■ What you should do
Copy the lines that follow, keeping every character the same.

# Information given start

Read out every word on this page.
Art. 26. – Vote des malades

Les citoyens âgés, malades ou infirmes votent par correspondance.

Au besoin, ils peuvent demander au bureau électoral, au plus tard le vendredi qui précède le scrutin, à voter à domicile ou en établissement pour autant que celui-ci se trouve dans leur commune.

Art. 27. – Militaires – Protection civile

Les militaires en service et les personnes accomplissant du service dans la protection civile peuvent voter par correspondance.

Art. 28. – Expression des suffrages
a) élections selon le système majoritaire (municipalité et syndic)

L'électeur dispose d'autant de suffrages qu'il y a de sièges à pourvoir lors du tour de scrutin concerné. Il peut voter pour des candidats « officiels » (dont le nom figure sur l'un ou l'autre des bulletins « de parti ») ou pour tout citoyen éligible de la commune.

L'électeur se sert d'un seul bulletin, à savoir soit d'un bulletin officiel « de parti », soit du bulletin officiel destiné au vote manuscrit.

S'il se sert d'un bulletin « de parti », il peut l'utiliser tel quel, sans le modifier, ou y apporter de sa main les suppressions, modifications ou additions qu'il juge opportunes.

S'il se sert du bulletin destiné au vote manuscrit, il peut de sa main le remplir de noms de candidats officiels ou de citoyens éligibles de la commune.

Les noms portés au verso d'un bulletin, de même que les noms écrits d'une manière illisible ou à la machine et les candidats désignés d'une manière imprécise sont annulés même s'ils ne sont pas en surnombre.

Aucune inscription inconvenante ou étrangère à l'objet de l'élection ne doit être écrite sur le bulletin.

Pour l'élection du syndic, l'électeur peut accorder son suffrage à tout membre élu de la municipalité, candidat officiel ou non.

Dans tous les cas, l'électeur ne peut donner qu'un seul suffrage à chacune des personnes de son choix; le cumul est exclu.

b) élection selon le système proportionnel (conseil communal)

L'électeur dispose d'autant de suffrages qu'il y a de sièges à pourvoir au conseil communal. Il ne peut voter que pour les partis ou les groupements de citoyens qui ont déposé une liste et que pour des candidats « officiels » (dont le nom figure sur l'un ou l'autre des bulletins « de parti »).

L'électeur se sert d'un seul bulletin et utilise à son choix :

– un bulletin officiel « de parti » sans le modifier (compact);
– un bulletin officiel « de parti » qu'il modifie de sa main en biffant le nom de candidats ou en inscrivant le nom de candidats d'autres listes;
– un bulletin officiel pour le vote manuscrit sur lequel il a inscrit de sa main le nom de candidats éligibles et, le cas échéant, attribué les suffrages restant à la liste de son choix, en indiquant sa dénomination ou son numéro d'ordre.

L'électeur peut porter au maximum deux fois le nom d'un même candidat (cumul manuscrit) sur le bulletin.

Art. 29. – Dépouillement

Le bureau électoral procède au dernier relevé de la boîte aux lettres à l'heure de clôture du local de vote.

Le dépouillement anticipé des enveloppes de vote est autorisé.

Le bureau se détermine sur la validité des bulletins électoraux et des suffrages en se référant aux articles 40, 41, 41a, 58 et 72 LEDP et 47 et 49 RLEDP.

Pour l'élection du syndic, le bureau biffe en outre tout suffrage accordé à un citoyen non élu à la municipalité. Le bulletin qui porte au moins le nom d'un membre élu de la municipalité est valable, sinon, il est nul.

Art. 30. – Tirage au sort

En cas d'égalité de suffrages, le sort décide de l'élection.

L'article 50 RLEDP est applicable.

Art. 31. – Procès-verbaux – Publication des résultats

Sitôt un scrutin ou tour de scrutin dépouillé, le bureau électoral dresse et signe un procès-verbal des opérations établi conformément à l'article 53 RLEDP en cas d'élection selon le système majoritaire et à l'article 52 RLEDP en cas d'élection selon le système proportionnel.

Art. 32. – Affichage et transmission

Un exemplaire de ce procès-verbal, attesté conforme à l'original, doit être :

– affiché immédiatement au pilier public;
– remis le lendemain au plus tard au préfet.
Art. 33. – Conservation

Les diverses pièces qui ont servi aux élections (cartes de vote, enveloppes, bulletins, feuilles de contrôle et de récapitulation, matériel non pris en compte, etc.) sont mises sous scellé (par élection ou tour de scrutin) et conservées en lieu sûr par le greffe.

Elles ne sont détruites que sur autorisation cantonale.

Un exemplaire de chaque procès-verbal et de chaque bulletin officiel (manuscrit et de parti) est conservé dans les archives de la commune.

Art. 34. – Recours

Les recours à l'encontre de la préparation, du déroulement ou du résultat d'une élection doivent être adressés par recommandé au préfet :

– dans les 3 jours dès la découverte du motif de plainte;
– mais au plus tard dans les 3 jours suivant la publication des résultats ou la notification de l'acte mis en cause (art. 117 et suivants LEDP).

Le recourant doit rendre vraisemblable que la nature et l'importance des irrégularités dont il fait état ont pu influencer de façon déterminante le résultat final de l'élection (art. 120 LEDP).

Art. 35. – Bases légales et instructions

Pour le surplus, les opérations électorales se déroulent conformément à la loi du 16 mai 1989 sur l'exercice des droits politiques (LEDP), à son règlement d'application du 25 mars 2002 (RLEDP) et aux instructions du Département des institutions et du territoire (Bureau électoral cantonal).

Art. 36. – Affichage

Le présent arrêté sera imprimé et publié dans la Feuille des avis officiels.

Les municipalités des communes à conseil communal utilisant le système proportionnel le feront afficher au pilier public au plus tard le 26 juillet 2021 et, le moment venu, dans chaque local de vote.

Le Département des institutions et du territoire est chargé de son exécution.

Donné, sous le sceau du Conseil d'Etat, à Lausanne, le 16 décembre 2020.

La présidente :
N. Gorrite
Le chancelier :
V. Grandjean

# Information given end

■ Exercise answer
Read out every word on this page.
Art. 26. – Vote des malades

Les citoyens âgés, malades ou infirmes votent par correspondance.

Au besoin, ils peuvent demander au bureau électoral, au plus tard le vendredi qui précède le scrutin, à voter à domicile ou en établissement pour autant que celui-ci se trouve dans leur commune.

Art. 27. – Militaires – Protection civile

Les militaires en service et les personnes accomplissant du service dans la protection civile peuvent voter par correspondance.

Art. 28. – Expression des suffrages
a) élections selon le système majoritaire (municipalité et syndic)

L'électeur dispose d'autant de suffrages qu'il y a de sièges à pourvoir lors du tour de scrutin concerné. Il peut voter pour des candidats « officiels » (dont le nom figure sur l'un ou l'autre des bulletins « de parti ») ou pour tout citoyen éligible de la commune.

L'électeur se sert d'un seul bulletin, à savoir soit d'un bulletin officiel « de parti », soit du bulletin officiel destiné au vote manuscrit.

S'il se sert d'un bulletin « de parti », il peut l'utiliser tel quel, sans le modifier, ou y apporter de sa main les suppressions, modifications ou additions qu'il juge opportunes.

S'il se sert du bulletin destiné au vote manuscrit, il peut de sa main le remplir de noms de candidats officiels ou de citoyens éligibles de la commune.

Les noms portés au verso d'un bulletin, de même que les noms écrits d'une manière illisible ou à la machine et les candidats désignés d'une manière imprécise sont annulés même s'ils ne sont pas en surnombre.

Aucune inscription inconvenante ou étrangère à l'objet de l'élection ne doit être écrite sur le bulletin.

Pour l'élection du syndic, l'électeur peut accorder son suffrage à tout membre élu de la municipalité, candidat officiel ou non.

Dans tous les cas, l'électeur ne peut donner qu'un seul suffrage à chacune des personnes de son choix; le cumul est exclu.

b) élection selon le système proportionnel (conseil communal)

L'électeur dispose d'autant de suffrages qu'il y a de sièges à pourvoir au conseil communal. Il ne peut voter que pour les partis ou les groupements de citoyens qui ont déposé une liste et que pour des candidats « officiels » (dont le nom figure sur l'un ou l'autre des bulletins « de parti »).

L'électeur se sert d'un seul bulletin et utilise à son choix :

– un bulletin officiel « de parti » sans le modifier (compact);
– un bulletin officiel « de parti » qu'il modifie de sa main en biffant le nom de candidats ou en inscrivant le nom de candidats d'autres listes;
– un bulletin officiel pour le vote manuscrit sur lequel il a inscrit de sa main le nom de candidats éligibles et, le cas échéant, attribué les suffrages restant à la liste de son choix, en indiquant sa dénomination ou son numéro d'ordre.

L'électeur peut porter au maximum deux fois le nom d'un même candidat (cumul manuscrit) sur le bulletin.

Art. 29. – Dépouillement

Le bureau électoral procède au dernier relevé de la boîte aux lettres à l'heure de clôture du local de vote.

Le dépouillement anticipé des enveloppes de vote est autorisé.

Le bureau se détermine sur la validité des bulletins électoraux et des suffrages en se référant aux articles 40, 41, 41a, 58 et 72 LEDP et 47 et 49 RLEDP.

Pour l'élection du syndic, le bureau biffe en outre tout suffrage accordé à un citoyen non élu à la municipalité. Le bulletin qui porte au moins le nom d'un membre élu de la municipalité est valable, sinon, il est nul.

Art. 30. – Tirage au sort

En cas d'égalité de suffrages, le sort décide de l'élection.

L'article 50 RLEDP est applicable.

Art. 31. – Procès-verbaux – Publication des résultats

Sitôt un scrutin ou tour de scrutin dépouillé, le bureau électoral dresse et signe un procès-verbal des opérations établi conformément à l'article 53 RLEDP en cas d'élection selon le système majoritaire et à l'article 52 RLEDP en cas d'élection selon le système proportionnel.

Art. 32. – Affichage et transmission

Un exemplaire de ce procès-verbal, attesté conforme à l'original, doit être :

– affiché immédiatement au pilier public;
– remis le lendemain au plus tard au préfet.
Art. 33. – Conservation

Les diverses pièces qui ont servi aux élections (cartes de vote, enveloppes, bulletins, feuilles de contrôle et de récapitulation, matériel non pris en compte, etc.) sont mises sous scellé (par élection ou tour de scrutin) et conservées en lieu sûr par le greffe.

Elles ne sont détruites que sur autorisation cantonale.

Un exemplaire de chaque procès-verbal et de chaque bulletin officiel (manuscrit et de parti) est conservé dans les archives de la commune.

Art. 34. – Recours

Les recours à l'encontre de la préparation, du déroulement ou du résultat d'une élection doivent être adressés par recommandé au préfet :

– dans les 3 jours dès la découverte du motif de plainte;
– mais au plus tard dans les 3 jours suivant la publication des résultats ou la notification de l'acte mis en cause (art. 117 et suivants LEDP).

Le recourant doit rendre vraisemblable que la nature et l'importance des irrégularités dont il fait état ont pu influencer de façon déterminante le résultat final de l'élection (art. 120 LEDP).

Art. 35. – Bases légales et instructions

Pour le surplus, les opérations électorales se déroulent conformément à la loi du 16 mai 1989 sur l'exercice des droits politiques (LEDP), à son règlement d'application du 25 mars 2002 (RLEDP) et aux instructions du Département des institutions et du territoire (Bureau électoral cantonal).

Art. 36. – Affichage

Le présent arrêté sera imprimé et publié dans la Feuille des avis officiels.

Les municipalités des communes à conseil communal utilisant le système proportionnel le feront afficher au pilier public au plus tard le 26 juillet 2021 et, le moment venu, dans chaque local de vote.

Le Département des institutions et du territoire est chargé de son exécution.

Donné, sous le sceau du Conseil d'Etat, à Lausanne, le 16 décembre 2020.

La présidente :
N. Gorrite
Le chancelier :
V. Grandjean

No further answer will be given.